-- Begin RECORDS TO USE --

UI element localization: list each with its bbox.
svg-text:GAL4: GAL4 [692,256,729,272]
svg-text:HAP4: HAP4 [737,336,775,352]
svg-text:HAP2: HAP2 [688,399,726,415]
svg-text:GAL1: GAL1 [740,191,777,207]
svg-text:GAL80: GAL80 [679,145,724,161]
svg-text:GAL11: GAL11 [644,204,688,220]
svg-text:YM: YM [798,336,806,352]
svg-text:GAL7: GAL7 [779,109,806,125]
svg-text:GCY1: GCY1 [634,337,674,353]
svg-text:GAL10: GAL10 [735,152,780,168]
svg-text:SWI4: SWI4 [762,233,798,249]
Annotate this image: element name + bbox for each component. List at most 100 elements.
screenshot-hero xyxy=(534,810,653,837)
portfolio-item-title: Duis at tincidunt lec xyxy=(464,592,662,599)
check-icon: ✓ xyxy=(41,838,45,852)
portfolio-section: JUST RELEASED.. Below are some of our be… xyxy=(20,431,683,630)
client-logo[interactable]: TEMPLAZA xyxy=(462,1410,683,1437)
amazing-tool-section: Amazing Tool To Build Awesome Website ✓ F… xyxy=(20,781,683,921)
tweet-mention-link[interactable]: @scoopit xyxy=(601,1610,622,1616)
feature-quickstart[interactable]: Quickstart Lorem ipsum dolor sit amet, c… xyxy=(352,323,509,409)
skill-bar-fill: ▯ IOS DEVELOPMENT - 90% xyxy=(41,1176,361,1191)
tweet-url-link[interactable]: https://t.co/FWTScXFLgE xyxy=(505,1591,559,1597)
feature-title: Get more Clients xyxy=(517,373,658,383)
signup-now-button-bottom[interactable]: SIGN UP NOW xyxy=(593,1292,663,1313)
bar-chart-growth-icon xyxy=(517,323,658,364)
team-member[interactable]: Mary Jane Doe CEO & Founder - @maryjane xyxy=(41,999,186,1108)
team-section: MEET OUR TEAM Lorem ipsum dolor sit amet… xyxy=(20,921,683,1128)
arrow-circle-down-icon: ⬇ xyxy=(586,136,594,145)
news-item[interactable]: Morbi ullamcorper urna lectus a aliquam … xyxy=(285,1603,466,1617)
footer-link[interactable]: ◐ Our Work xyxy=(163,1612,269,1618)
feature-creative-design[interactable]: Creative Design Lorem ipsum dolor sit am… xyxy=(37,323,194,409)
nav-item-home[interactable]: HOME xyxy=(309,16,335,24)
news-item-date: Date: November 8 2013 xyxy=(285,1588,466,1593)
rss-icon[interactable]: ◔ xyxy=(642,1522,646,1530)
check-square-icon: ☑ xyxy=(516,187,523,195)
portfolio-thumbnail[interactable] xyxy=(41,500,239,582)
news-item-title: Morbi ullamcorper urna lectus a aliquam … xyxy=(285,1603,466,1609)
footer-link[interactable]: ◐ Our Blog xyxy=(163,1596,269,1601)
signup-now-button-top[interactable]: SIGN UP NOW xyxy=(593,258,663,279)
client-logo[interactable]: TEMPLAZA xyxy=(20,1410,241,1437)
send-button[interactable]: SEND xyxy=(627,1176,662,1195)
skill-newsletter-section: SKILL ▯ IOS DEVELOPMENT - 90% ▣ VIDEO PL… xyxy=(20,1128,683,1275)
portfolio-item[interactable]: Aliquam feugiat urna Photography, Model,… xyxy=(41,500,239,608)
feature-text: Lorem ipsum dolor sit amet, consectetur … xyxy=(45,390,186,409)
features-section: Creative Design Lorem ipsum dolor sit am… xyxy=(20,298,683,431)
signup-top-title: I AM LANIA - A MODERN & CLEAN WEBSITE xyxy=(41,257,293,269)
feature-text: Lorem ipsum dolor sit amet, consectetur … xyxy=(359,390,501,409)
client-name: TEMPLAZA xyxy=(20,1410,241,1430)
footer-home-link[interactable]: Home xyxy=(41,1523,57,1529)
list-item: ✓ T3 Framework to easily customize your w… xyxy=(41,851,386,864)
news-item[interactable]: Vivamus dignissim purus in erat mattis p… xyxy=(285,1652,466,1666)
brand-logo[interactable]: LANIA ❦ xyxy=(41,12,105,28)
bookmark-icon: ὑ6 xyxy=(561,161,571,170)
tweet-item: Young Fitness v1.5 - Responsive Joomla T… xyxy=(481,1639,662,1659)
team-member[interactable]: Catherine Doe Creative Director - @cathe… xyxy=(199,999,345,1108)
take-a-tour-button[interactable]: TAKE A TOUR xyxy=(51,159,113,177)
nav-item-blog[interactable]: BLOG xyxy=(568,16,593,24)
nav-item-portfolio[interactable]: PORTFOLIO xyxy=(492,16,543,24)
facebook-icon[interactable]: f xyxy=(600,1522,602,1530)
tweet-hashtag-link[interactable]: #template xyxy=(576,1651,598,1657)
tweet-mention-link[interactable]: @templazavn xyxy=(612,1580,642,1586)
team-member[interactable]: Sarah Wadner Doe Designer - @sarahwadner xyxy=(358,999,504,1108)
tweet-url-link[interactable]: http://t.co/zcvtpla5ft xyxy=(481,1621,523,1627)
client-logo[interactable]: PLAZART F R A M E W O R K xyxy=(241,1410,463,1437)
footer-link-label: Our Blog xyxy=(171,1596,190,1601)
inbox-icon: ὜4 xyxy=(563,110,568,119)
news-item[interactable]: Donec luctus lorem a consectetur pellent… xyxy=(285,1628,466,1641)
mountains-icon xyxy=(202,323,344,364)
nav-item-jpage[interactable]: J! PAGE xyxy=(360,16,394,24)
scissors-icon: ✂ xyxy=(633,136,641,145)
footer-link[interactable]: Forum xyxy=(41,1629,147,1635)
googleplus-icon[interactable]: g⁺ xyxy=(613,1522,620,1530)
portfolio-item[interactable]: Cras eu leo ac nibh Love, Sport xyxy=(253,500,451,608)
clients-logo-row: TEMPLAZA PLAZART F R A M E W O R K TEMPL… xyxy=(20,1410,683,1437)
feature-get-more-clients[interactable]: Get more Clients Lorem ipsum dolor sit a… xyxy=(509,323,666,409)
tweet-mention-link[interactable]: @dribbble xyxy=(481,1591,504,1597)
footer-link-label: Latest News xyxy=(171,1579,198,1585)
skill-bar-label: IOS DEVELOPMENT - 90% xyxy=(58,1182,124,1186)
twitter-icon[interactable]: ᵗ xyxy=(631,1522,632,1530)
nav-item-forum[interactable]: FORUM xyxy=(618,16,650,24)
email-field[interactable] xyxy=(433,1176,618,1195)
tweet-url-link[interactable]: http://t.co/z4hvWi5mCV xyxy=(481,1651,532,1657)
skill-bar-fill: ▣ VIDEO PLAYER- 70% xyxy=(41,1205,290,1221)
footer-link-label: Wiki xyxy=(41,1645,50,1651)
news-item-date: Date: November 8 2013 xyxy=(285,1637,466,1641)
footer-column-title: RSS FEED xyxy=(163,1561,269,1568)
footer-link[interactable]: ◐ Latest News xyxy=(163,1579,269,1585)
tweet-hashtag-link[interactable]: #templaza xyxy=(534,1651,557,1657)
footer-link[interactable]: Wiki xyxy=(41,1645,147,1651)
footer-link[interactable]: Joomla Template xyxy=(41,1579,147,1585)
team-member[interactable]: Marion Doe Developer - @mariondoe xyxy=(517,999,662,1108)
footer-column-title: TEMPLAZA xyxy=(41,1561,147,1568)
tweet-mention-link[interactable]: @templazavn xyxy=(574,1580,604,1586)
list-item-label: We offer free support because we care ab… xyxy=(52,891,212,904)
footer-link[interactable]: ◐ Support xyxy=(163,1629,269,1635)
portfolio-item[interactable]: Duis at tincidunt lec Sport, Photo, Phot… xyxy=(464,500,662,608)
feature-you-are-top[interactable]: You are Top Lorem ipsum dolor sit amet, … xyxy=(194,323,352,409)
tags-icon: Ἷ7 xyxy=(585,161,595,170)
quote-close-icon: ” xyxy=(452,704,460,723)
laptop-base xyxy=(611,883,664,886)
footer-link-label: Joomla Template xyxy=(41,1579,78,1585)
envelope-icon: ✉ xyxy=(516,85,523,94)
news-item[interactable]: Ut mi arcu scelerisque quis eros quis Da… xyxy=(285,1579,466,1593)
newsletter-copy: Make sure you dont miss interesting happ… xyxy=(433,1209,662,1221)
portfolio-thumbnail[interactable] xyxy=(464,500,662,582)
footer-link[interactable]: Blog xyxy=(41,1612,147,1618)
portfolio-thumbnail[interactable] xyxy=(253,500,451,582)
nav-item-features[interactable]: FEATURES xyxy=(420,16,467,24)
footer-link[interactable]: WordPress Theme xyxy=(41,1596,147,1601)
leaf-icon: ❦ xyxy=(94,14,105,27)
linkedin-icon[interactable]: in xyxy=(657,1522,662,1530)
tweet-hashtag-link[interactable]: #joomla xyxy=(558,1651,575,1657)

-- End RECORDS TO USE --

**EXERCISE DETAILS:**
Rewrite the records, from the first line through the line containing "feature-creative-design[interactable]: Creative Design", as a JSON list of strings with one string per line and no blank lines.

**SOLUTION TO THE EXERCISE:**
[
  "UI element localization: list each with its bbox.",
  "svg-text:GAL4: GAL4 [692,256,729,272]",
  "svg-text:HAP4: HAP4 [737,336,775,352]",
  "svg-text:HAP2: HAP2 [688,399,726,415]",
  "svg-text:GAL1: GAL1 [740,191,777,207]",
  "svg-text:GAL80: GAL80 [679,145,724,161]",
  "svg-text:GAL11: GAL11 [644,204,688,220]",
  "svg-text:YM: YM [798,336,806,352]",
  "svg-text:GAL7: GAL7 [779,109,806,125]",
  "svg-text:GCY1: GCY1 [634,337,674,353]",
  "svg-text:GAL10: GAL10 [735,152,780,168]",
  "svg-text:SWI4: SWI4 [762,233,798,249]",
  "Annotate this image: element name + bbox for each component. List at most 100 elements.",
  "screenshot-hero xyxy=(534,810,653,837)",
  "portfolio-item-title: Duis at tincidunt lec xyxy=(464,592,662,599)",
  "check-icon: ✓ xyxy=(41,838,45,852)",
  "portfolio-section: JUST RELEASED.. Below are some of our be… xyxy=(20,431,683,630)",
  "client-logo[interactable]: TEMPLAZA xyxy=(462,1410,683,1437)",
  "amazing-tool-section: Amazing Tool To Build Awesome Website ✓ F… xyxy=(20,781,683,921)",
  "tweet-mention-link[interactable]: @scoopit xyxy=(601,1610,622,1616)",
  "feature-quickstart[interactable]: Quickstart Lorem ipsum dolor sit amet, c… xyxy=(352,323,509,409)",
  "skill-bar-fill: ▯ IOS DEVELOPMENT - 90% xyxy=(41,1176,361,1191)",
  "tweet-url-link[interactable]: https://t.co/FWTScXFLgE xyxy=(505,1591,559,1597)",
  "feature-title: Get more Clients xyxy=(517,373,658,383)",
  "signup-now-button-bottom[interactable]: SIGN UP NOW xyxy=(593,1292,663,1313)",
  "bar-chart-growth-icon xyxy=(517,323,658,364)",
  "team-member[interactable]: Mary Jane Doe CEO & Founder - @maryjane xyxy=(41,999,186,1108)",
  "team-section: MEET OUR TEAM Lorem ipsum dolor sit amet… xyxy=(20,921,683,1128)",
  "arrow-circle-down-icon: ⬇ xyxy=(586,136,594,145)",
  "news-item[interactable]: Morbi ullamcorper urna lectus a aliquam … xyxy=(285,1603,466,1617)",
  "footer-link[interactable]: ◐ Our Work xyxy=(163,1612,269,1618)",
  "feature-creative-design[interactable]: Creative Design Lorem ipsum dolor sit am… xyxy=(37,323,194,409)"
]